Dataset items

::::

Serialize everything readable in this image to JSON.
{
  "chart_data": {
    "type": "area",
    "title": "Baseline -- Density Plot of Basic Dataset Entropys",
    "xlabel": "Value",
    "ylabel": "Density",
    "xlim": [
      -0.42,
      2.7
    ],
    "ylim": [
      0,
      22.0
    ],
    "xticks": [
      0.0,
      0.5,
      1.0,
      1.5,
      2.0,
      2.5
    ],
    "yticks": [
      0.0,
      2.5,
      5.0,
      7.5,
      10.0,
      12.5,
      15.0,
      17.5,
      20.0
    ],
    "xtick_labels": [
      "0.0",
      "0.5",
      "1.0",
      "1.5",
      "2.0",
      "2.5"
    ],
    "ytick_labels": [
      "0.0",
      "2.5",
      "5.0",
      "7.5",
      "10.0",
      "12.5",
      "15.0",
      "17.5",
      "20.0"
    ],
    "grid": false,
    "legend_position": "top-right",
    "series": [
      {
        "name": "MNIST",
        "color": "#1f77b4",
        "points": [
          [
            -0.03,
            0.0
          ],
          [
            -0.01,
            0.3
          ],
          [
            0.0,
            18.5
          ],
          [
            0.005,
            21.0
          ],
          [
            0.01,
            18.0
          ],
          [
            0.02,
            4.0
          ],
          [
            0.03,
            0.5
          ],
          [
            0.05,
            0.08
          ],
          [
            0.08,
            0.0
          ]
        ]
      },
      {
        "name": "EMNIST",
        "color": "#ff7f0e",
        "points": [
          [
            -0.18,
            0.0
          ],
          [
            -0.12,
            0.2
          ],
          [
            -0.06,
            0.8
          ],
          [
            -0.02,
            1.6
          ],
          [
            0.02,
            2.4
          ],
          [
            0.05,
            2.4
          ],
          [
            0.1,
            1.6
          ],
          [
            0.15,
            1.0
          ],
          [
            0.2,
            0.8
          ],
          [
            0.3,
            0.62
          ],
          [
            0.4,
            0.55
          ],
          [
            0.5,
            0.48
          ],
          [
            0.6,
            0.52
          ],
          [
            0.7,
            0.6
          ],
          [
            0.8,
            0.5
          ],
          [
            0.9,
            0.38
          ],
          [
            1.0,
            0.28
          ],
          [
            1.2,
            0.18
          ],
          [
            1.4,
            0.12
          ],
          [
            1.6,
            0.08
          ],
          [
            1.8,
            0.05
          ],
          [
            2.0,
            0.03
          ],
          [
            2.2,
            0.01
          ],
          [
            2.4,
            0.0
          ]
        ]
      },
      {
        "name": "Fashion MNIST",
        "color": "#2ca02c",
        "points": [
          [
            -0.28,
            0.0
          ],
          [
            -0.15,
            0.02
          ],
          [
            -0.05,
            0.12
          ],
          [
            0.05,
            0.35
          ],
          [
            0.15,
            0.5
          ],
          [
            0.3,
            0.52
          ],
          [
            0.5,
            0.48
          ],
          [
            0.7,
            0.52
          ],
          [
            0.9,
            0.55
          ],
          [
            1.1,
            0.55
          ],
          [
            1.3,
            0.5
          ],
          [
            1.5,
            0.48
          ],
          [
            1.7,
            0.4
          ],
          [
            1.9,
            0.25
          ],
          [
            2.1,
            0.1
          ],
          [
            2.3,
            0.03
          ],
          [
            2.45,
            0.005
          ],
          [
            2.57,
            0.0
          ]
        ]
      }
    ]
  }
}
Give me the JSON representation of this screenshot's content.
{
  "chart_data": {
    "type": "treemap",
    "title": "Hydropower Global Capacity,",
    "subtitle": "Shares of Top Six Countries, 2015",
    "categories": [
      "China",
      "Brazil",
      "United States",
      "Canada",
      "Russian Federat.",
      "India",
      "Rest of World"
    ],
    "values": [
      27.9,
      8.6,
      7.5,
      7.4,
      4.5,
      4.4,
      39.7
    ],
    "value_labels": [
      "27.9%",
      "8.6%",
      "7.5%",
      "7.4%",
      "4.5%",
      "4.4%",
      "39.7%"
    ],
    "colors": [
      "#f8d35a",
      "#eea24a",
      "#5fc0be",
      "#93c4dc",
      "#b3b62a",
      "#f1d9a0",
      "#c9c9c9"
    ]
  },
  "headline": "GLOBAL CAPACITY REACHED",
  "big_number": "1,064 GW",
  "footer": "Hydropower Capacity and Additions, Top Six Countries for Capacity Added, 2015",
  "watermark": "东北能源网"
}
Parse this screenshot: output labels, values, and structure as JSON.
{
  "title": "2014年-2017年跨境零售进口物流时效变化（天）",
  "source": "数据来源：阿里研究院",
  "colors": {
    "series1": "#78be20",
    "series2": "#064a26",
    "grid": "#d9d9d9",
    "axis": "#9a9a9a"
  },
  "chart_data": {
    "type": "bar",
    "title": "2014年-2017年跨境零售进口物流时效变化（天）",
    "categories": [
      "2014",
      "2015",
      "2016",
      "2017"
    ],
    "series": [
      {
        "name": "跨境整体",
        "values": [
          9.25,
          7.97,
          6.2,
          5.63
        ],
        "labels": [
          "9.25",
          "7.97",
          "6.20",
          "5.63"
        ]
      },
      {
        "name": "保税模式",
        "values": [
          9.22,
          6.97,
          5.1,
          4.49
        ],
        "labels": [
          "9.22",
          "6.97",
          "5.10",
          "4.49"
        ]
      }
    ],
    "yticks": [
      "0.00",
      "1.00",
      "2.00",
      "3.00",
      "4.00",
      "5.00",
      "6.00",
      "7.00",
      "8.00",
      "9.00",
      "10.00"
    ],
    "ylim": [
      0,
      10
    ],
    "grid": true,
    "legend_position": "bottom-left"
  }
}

::::

Exercise goal -> Go through the entries and repeat each one exactly.

Solution for this problem ->
Serialize everything readable in this image to JSON.
{
  "chart_data": {
    "type": "area",
    "title": "Baseline -- Density Plot of Basic Dataset Entropys",
    "xlabel": "Value",
    "ylabel": "Density",
    "xlim": [
      -0.42,
      2.7
    ],
    "ylim": [
      0,
      22.0
    ],
    "xticks": [
      0.0,
      0.5,
      1.0,
      1.5,
      2.0,
      2.5
    ],
    "yticks": [
      0.0,
      2.5,
      5.0,
      7.5,
      10.0,
      12.5,
      15.0,
      17.5,
      20.0
    ],
    "xtick_labels": [
      "0.0",
      "0.5",
      "1.0",
      "1.5",
      "2.0",
      "2.5"
    ],
    "ytick_labels": [
      "0.0",
      "2.5",
      "5.0",
      "7.5",
      "10.0",
      "12.5",
      "15.0",
      "17.5",
      "20.0"
    ],
    "grid": false,
    "legend_position": "top-right",
    "series": [
      {
        "name": "MNIST",
        "color": "#1f77b4",
        "points": [
          [
            -0.03,
            0.0
          ],
          [
            -0.01,
            0.3
          ],
          [
            0.0,
            18.5
          ],
          [
            0.005,
            21.0
          ],
          [
            0.01,
            18.0
          ],
          [
            0.02,
            4.0
          ],
          [
            0.03,
            0.5
          ],
          [
            0.05,
            0.08
          ],
          [
            0.08,
            0.0
          ]
        ]
      },
      {
        "name": "EMNIST",
        "color": "#ff7f0e",
        "points": [
          [
            -0.18,
            0.0
          ],
          [
            -0.12,
            0.2
          ],
          [
            -0.06,
            0.8
          ],
          [
            -0.02,
            1.6
          ],
          [
            0.02,
            2.4
          ],
          [
            0.05,
            2.4
          ],
          [
            0.1,
            1.6
          ],
          [
            0.15,
            1.0
          ],
          [
            0.2,
            0.8
          ],
          [
            0.3,
            0.62
          ],
          [
            0.4,
            0.55
          ],
          [
            0.5,
            0.48
          ],
          [
            0.6,
            0.52
          ],
          [
            0.7,
            0.6
          ],
          [
            0.8,
            0.5
          ],
          [
            0.9,
            0.38
          ],
          [
            1.0,
            0.28
          ],
          [
            1.2,
            0.18
          ],
          [
            1.4,
            0.12
          ],
          [
            1.6,
            0.08
          ],
          [
            1.8,
            0.05
          ],
          [
            2.0,
            0.03
          ],
          [
            2.2,
            0.01
          ],
          [
            2.4,
            0.0
          ]
        ]
      },
      {
        "name": "Fashion MNIST",
        "color": "#2ca02c",
        "points": [
          [
            -0.28,
            0.0
          ],
          [
            -0.15,
            0.02
          ],
          [
            -0.05,
            0.12
          ],
          [
            0.05,
            0.35
          ],
          [
            0.15,
            0.5
          ],
          [
            0.3,
            0.52
          ],
          [
            0.5,
            0.48
          ],
          [
            0.7,
            0.52
          ],
          [
            0.9,
            0.55
          ],
          [
            1.1,
            0.55
          ],
          [
            1.3,
            0.5
          ],
          [
            1.5,
            0.48
          ],
          [
            1.7,
            0.4
          ],
          [
            1.9,
            0.25
          ],
          [
            2.1,
            0.1
          ],
          [
            2.3,
            0.03
          ],
          [
            2.45,
            0.005
          ],
          [
            2.57,
            0.0
          ]
        ]
      }
    ]
  }
}
Give me the JSON representation of this screenshot's content.
{
  "chart_data": {
    "type": "treemap",
    "title": "Hydropower Global Capacity,",
    "subtitle": "Shares of Top Six Countries, 2015",
    "categories": [
      "China",
      "Brazil",
      "United States",
      "Canada",
      "Russian Federat.",
      "India",
      "Rest of World"
    ],
    "values": [
      27.9,
      8.6,
      7.5,
      7.4,
      4.5,
      4.4,
      39.7
    ],
    "value_labels": [
      "27.9%",
      "8.6%",
      "7.5%",
      "7.4%",
      "4.5%",
      "4.4%",
      "39.7%"
    ],
    "colors": [
      "#f8d35a",
      "#eea24a",
      "#5fc0be",
      "#93c4dc",
      "#b3b62a",
      "#f1d9a0",
      "#c9c9c9"
    ]
  },
  "headline": "GLOBAL CAPACITY REACHED",
  "big_number": "1,064 GW",
  "footer": "Hydropower Capacity and Additions, Top Six Countries for Capacity Added, 2015",
  "watermark": "东北能源网"
}
Parse this screenshot: output labels, values, and structure as JSON.
{
  "title": "2014年-2017年跨境零售进口物流时效变化（天）",
  "source": "数据来源：阿里研究院",
  "colors": {
    "series1": "#78be20",
    "series2": "#064a26",
    "grid": "#d9d9d9",
    "axis": "#9a9a9a"
  },
  "chart_data": {
    "type": "bar",
    "title": "2014年-2017年跨境零售进口物流时效变化（天）",
    "categories": [
      "2014",
      "2015",
      "2016",
      "2017"
    ],
    "series": [
      {
        "name": "跨境整体",
        "values": [
          9.25,
          7.97,
          6.2,
          5.63
        ],
        "labels": [
          "9.25",
          "7.97",
          "6.20",
          "5.63"
        ]
      },
      {
        "name": "保税模式",
        "values": [
          9.22,
          6.97,
          5.1,
          4.49
        ],
        "labels": [
          "9.22",
          "6.97",
          "5.10",
          "4.49"
        ]
      }
    ],
    "yticks": [
      "0.00",
      "1.00",
      "2.00",
      "3.00",
      "4.00",
      "5.00",
      "6.00",
      "7.00",
      "8.00",
      "9.00",
      "10.00"
    ],
    "ylim": [
      0,
      10
    ],
    "grid": true,
    "legend_position": "bottom-left"
  }
}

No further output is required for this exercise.